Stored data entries
--
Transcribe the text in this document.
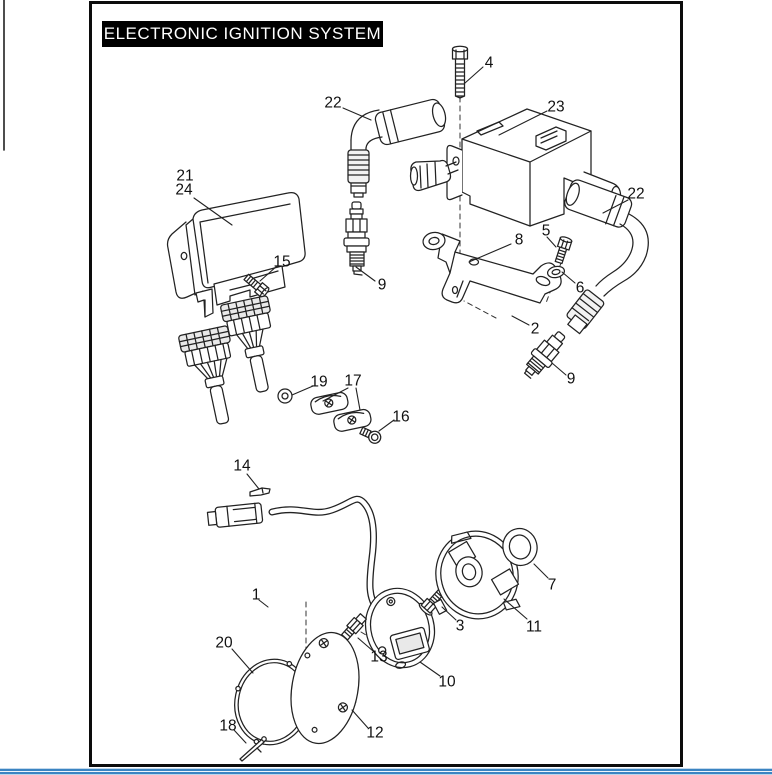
ELECTRONIC IGNITION SYSTEM
4
22	23
21
24
15
9
8
5
6
22
2
9
19 17
16
14
1
3	11
7
10
13
20
12
18
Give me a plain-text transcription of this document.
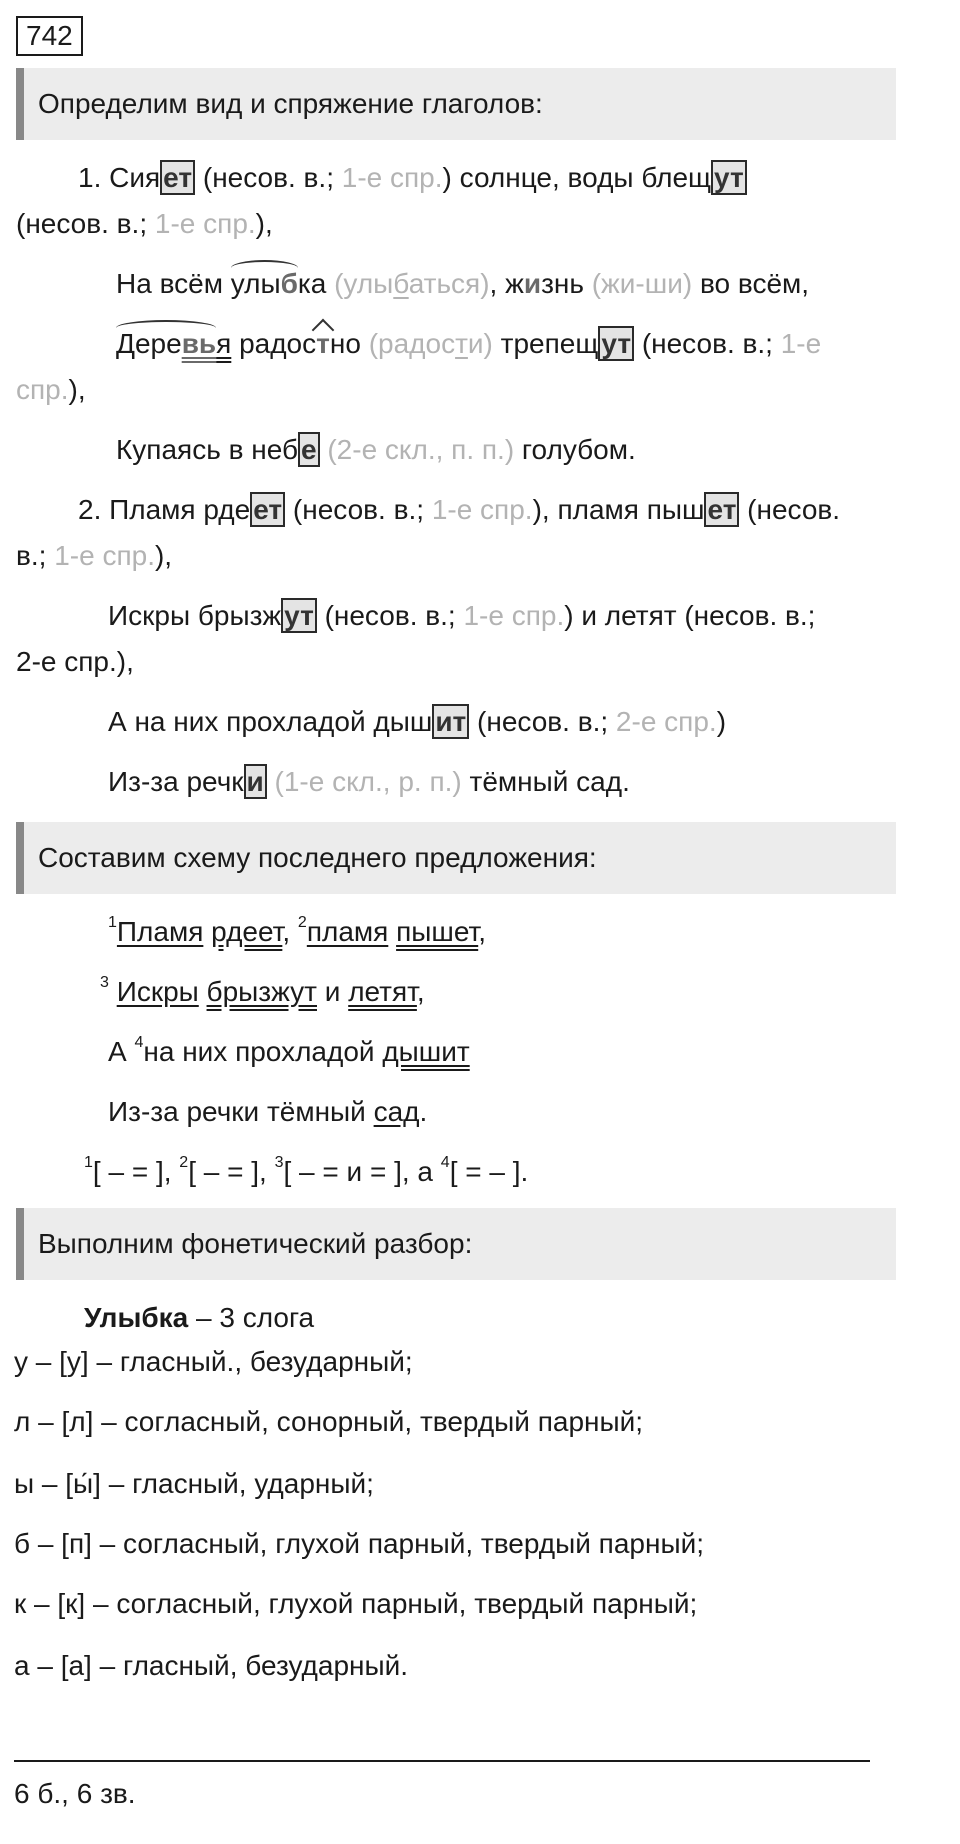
742
Определим вид и спряжение глаголов:
1. Сия ет (несов. в.; 1-е спр.) солнце, воды блещ ут
(несов. в.; 1-е спр.),
На всём улыбка (улыбаться), жизнь (жи-ши) во всём,
Деревья радостно (радости) трепещ ут (несов. в.; 1-е
спр.),
Купаясь в неб е (2-е скл., п. п.) голубом.
2. Пламя рде ет (несов. в.; 1-е спр.), пламя пыш ет (несов.
в.; 1-е спр.),
Искры брызж ут (несов. в.; 1-е спр.) и летят (несов. в.;
2-е спр.),
А на них прохладой дыш ит (несов. в.; 2-е спр.)
Из-за речк и (1-е скл., р. п.) тёмный сад.
Составим схему последнего предложения:
$^1$Пламя рдеет, $^2$пламя пышет,
$^3$ Искры брызжут и летят,
А $^4$на них прохладой дышит
Из-за речки тёмный сад.
$^1$[ – = ], $^2$[ – = ], $^3$[ – = и = ], а $^4$[ = – ].
Выполним фонетический разбор:
Улыбка – 3 слога
у – [у] – гласный., безударный;
л – [л] – согласный, сонорный, твердый парный;
ы – [ы́] – гласный, ударный;
б – [п] – согласный, глухой парный, твердый парный;
к – [к] – согласный, глухой парный, твердый парный;
а – [а] – гласный, безударный.
6 б., 6 зв.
--
◆ **The exercise**: Copy every record character for character. Skip the pictures.

◆ **Result of the task**:
Transcribe the text in this document.
ELECTRONIC IGNITION SYSTEM
4
22	23
21
24
15
9
8
5
6
22
2
9
19 17
16
14
1
3	11
7
10
13
20
12
18
Give me a plain-text transcription of this document.
742
Определим вид и спряжение глаголов:
1. Сия ет (несов. в.; 1-е спр.) солнце, воды блещ ут
(несов. в.; 1-е спр.),
На всём улыбка (улыбаться), жизнь (жи-ши) во всём,
Деревья радостно (радости) трепещ ут (несов. в.; 1-е
спр.),
Купаясь в неб е (2-е скл., п. п.) голубом.
2. Пламя рде ет (несов. в.; 1-е спр.), пламя пыш ет (несов.
в.; 1-е спр.),
Искры брызж ут (несов. в.; 1-е спр.) и летят (несов. в.;
2-е спр.),
А на них прохладой дыш ит (несов. в.; 2-е спр.)
Из-за речк и (1-е скл., р. п.) тёмный сад.
Составим схему последнего предложения:
$^1$Пламя рдеет, $^2$пламя пышет,
$^3$ Искры брызжут и летят,
А $^4$на них прохладой дышит
Из-за речки тёмный сад.
$^1$[ – = ], $^2$[ – = ], $^3$[ – = и = ], а $^4$[ = – ].
Выполним фонетический разбор:
Улыбка – 3 слога
у – [у] – гласный., безударный;
л – [л] – согласный, сонорный, твердый парный;
ы – [ы́] – гласный, ударный;
б – [п] – согласный, глухой парный, твердый парный;
к – [к] – согласный, глухой парный, твердый парный;
а – [а] – гласный, безударный.
6 б., 6 зв.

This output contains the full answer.